--- Records for the task ---
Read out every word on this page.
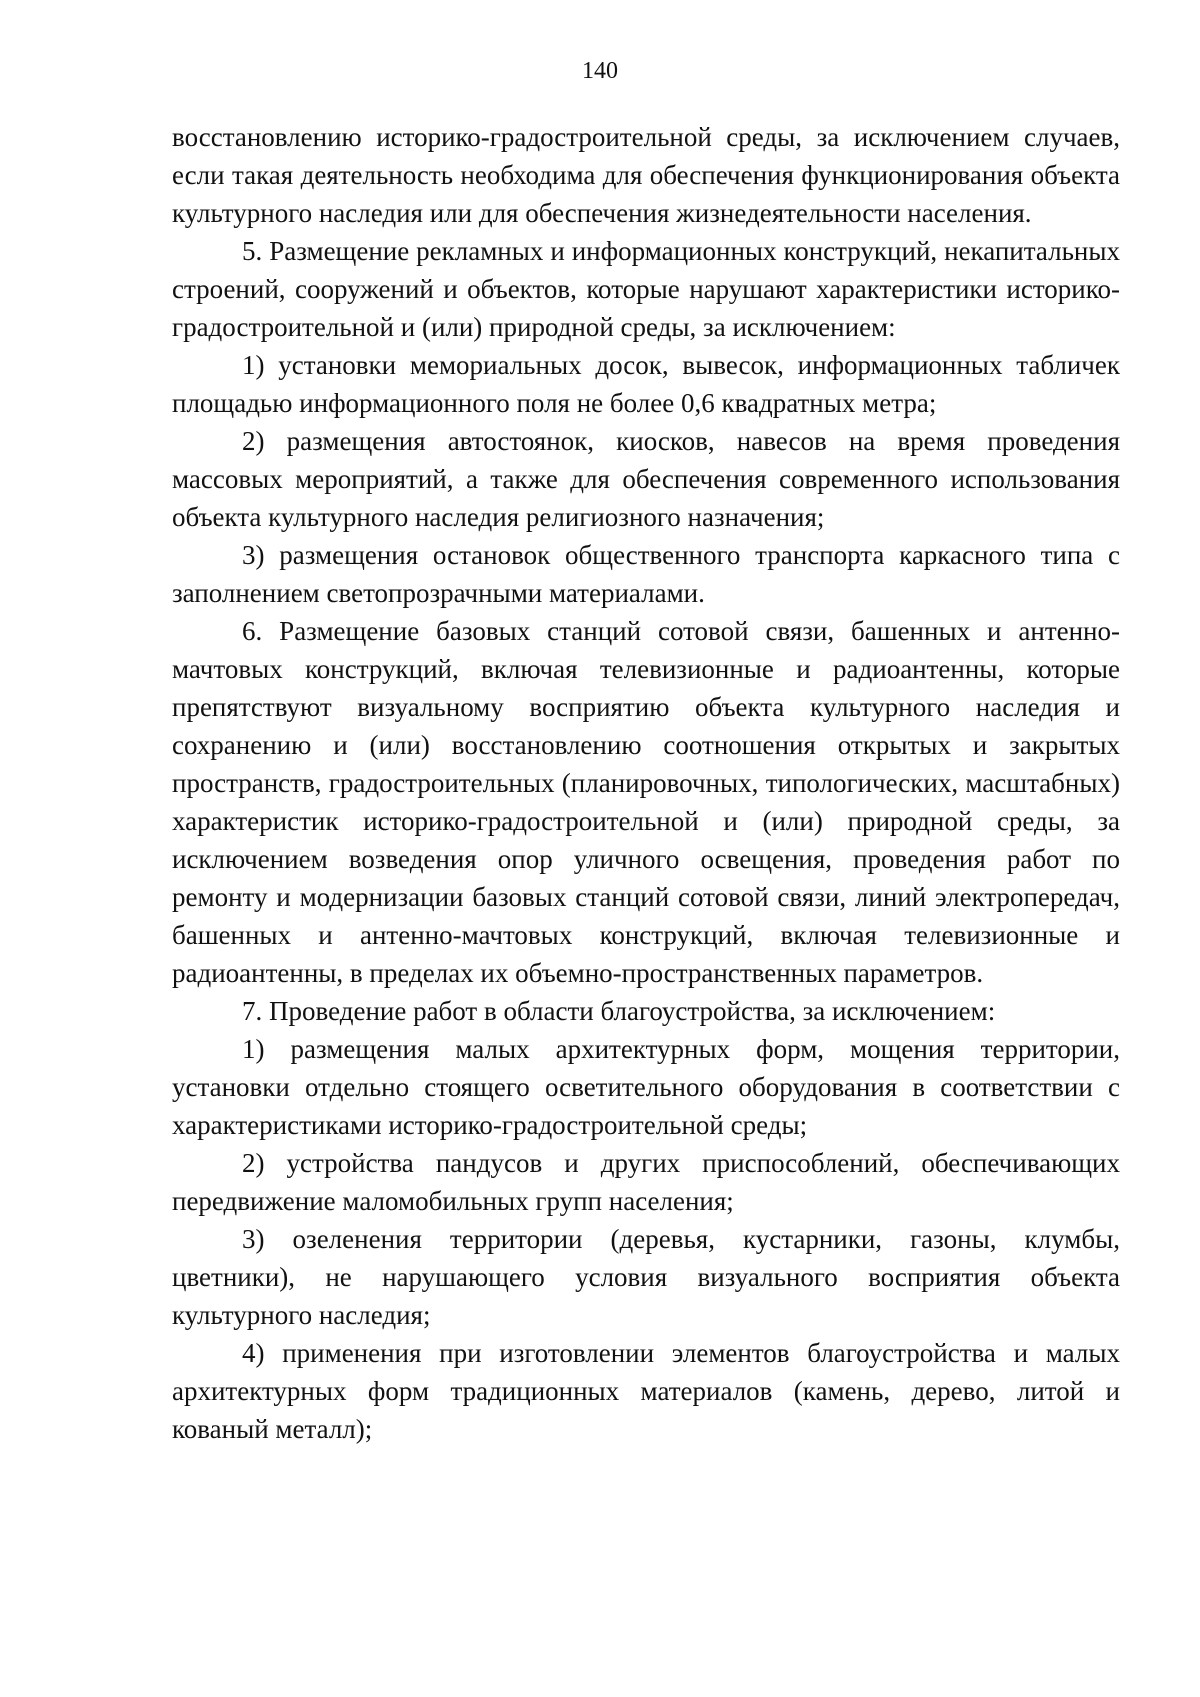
140

восстановлению историко-градостроительной среды, за исключением случаев, если такая деятельность необходима для обеспечения функционирования объекта культурного наследия или для обеспечения жизнедеятельности населения.

5. Размещение рекламных и информационных конструкций, некапитальных строений, сооружений и объектов, которые нарушают характеристики историко-градостроительной и (или) природной среды, за исключением:

1) установки мемориальных досок, вывесок, информационных табличек площадью информационного поля не более 0,6 квадратных метра;

2) размещения автостоянок, киосков, навесов на время проведения массовых мероприятий, а также для обеспечения современного использования объекта культурного наследия религиозного назначения;

3) размещения остановок общественного транспорта каркасного типа с заполнением светопрозрачными материалами.

6. Размещение базовых станций сотовой связи, башенных и антенно-мачтовых конструкций, включая телевизионные и радиоантенны, которые препятствуют визуальному восприятию объекта культурного наследия и сохранению и (или) восстановлению соотношения открытых и закрытых пространств, градостроительных (планировочных, типологических, масштабных) характеристик историко-градостроительной и (или) природной среды, за исключением возведения опор уличного освещения, проведения работ по ремонту и модернизации базовых станций сотовой связи, линий электропередач, башенных и антенно-мачтовых конструкций, включая телевизионные и радиоантенны, в пределах их объемно-пространственных параметров.

7. Проведение работ в области благоустройства, за исключением:

1) размещения малых архитектурных форм, мощения территории, установки отдельно стоящего осветительного оборудования в соответствии с характеристиками историко-градостроительной среды;

2) устройства пандусов и других приспособлений, обеспечивающих передвижение маломобильных групп населения;

3) озеленения территории (деревья, кустарники, газоны, клумбы, цветники), не нарушающего условия визуального восприятия объекта культурного наследия;

4) применения при изготовлении элементов благоустройства и малых архитектурных форм традиционных материалов (камень, дерево, литой и кованый металл);
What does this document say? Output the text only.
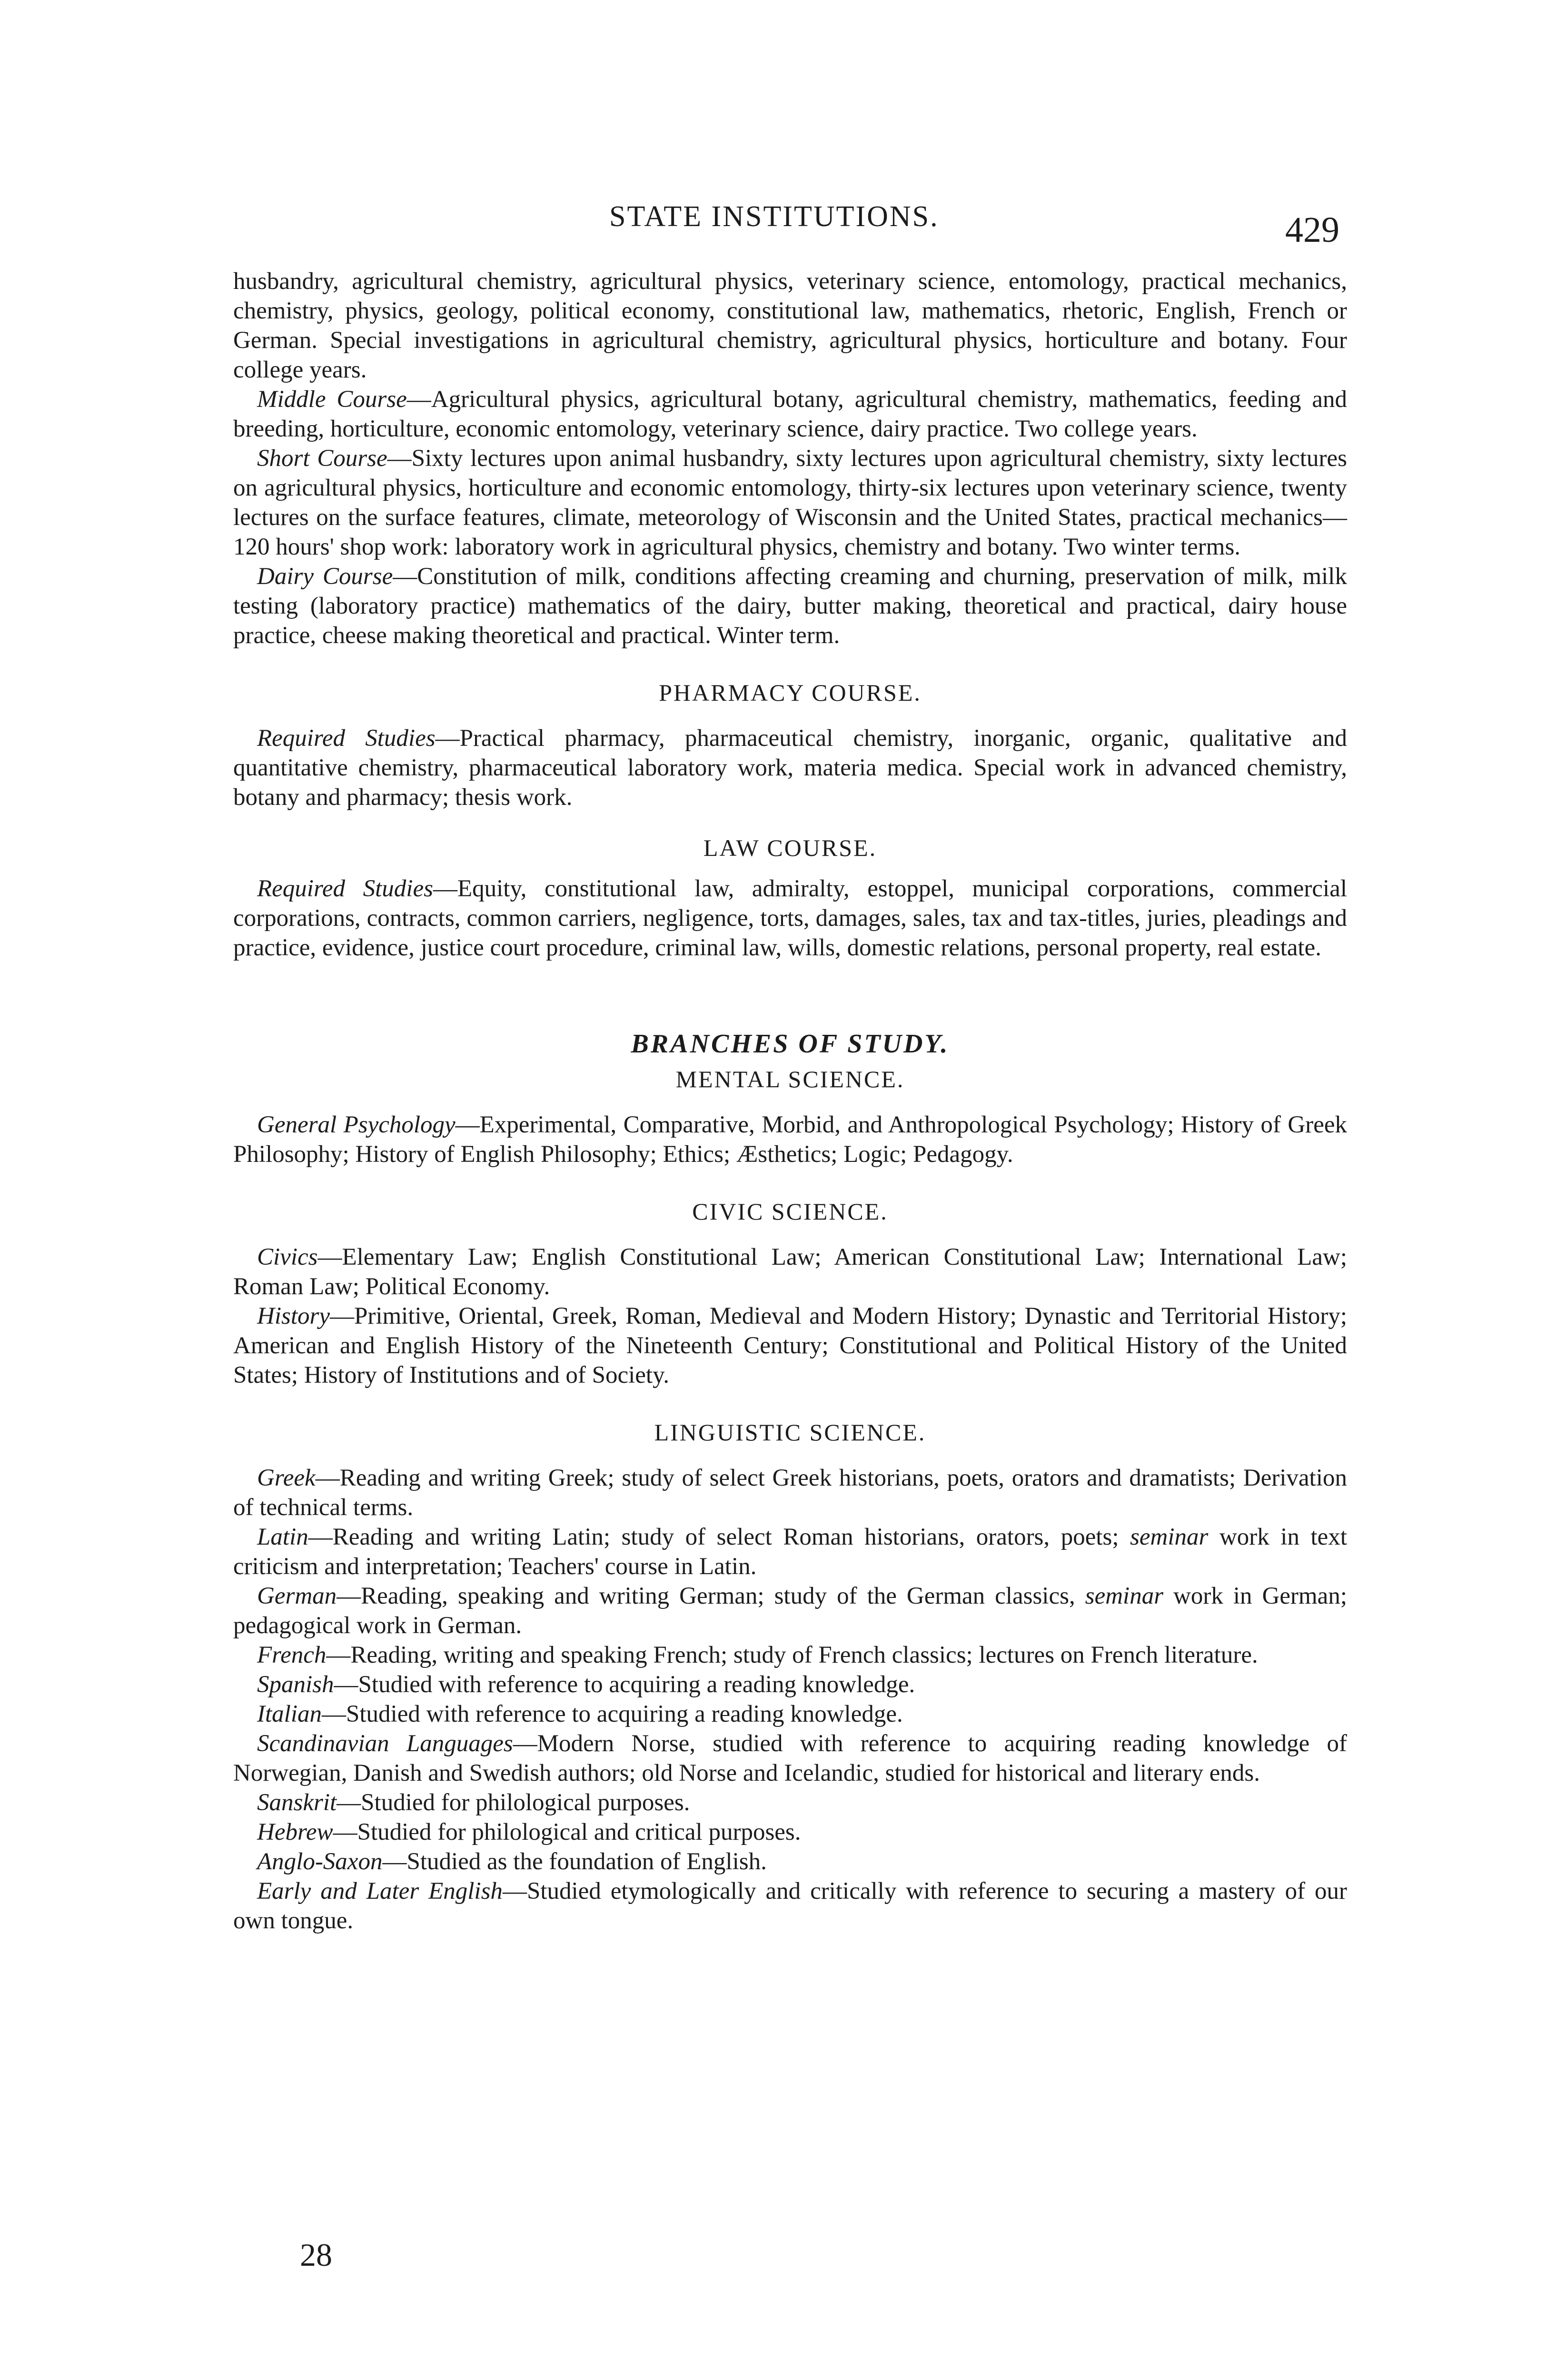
STATE INSTITUTIONS.	429

husbandry, agricultural chemistry, agricultural physics, veterinary science, entomology, practical mechanics, chemistry, physics, geology, political economy, constitutional law, mathematics, rhetoric, English, French or German. Special investigations in agricultural chemistry, agricultural physics, horticulture and botany. Four college years.

Middle Course—Agricultural physics, agricultural botany, agricultural chemistry, mathematics, feeding and breeding, horticulture, economic entomology, veterinary science, dairy practice. Two college years.

Short Course—Sixty lectures upon animal husbandry, sixty lectures upon agricultural chemistry, sixty lectures on agricultural physics, horticulture and economic entomology, thirty-six lectures upon veterinary science, twenty lectures on the surface features, climate, meteorology of Wisconsin and the United States, practical mechanics—120 hours' shop work: laboratory work in agricultural physics, chemistry and botany. Two winter terms.

Dairy Course—Constitution of milk, conditions affecting creaming and churning, preservation of milk, milk testing (laboratory practice) mathematics of the dairy, butter making, theoretical and practical, dairy house practice, cheese making theoretical and practical. Winter term.

PHARMACY COURSE.

Required Studies—Practical pharmacy, pharmaceutical chemistry, inorganic, organic, qualitative and quantitative chemistry, pharmaceutical laboratory work, materia medica. Special work in advanced chemistry, botany and pharmacy; thesis work.

LAW COURSE.

Required Studies—Equity, constitutional law, admiralty, estoppel, municipal corporations, commercial corporations, contracts, common carriers, negligence, torts, damages, sales, tax and tax-titles, juries, pleadings and practice, evidence, justice court procedure, criminal law, wills, domestic relations, personal property, real estate.

BRANCHES OF STUDY.
MENTAL SCIENCE.

General Psychology—Experimental, Comparative, Morbid, and Anthropological Psychology; History of Greek Philosophy; History of English Philosophy; Ethics; Æsthetics; Logic; Pedagogy.

CIVIC SCIENCE.

Civics—Elementary Law; English Constitutional Law; American Constitutional Law; International Law; Roman Law; Political Economy.

History—Primitive, Oriental, Greek, Roman, Medieval and Modern History; Dynastic and Territorial History; American and English History of the Nineteenth Century; Constitutional and Political History of the United States; History of Institutions and of Society.

LINGUISTIC SCIENCE.

Greek—Reading and writing Greek; study of select Greek historians, poets, orators and dramatists; Derivation of technical terms.

Latin—Reading and writing Latin; study of select Roman historians, orators, poets; seminar work in text criticism and interpretation; Teachers' course in Latin.

German—Reading, speaking and writing German; study of the German classics, seminar work in German; pedagogical work in German.

French—Reading, writing and speaking French; study of French classics; lectures on French literature.

Spanish—Studied with reference to acquiring a reading knowledge.

Italian—Studied with reference to acquiring a reading knowledge.

Scandinavian Languages—Modern Norse, studied with reference to acquiring reading knowledge of Norwegian, Danish and Swedish authors; old Norse and Icelandic, studied for historical and literary ends.

Sanskrit—Studied for philological purposes.

Hebrew—Studied for philological and critical purposes.

Anglo-Saxon—Studied as the foundation of English.

Early and Later English—Studied etymologically and critically with reference to securing a mastery of our own tongue.

28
---
#### Given instruction:
Copy every line of the entries above in which "конструкций" occurs.

#### Complete output:
5. Размещение рекламных и информационных конструкций, некапитальных строений, сооружений и объектов, которые нарушают характеристики историко-градостроительной и (или) природной среды, за исключением:
6. Размещение базовых станций сотовой связи, башенных и антенно-мачтовых конструкций, включая телевизионные и радиоантенны, которые препятствуют визуальному восприятию объекта культурного наследия и сохранению и (или) восстановлению соотношения открытых и закрытых пространств, градостроительных (планировочных, типологических, масштабных) характеристик историко-градостроительной и (или) природной среды, за исключением возведения опор уличного освещения, проведения работ по ремонту и модернизации базовых станций сотовой связи, линий электропередач, башенных и антенно-мачтовых конструкций, включая телевизионные и радиоантенны, в пределах их объемно-пространственных параметров.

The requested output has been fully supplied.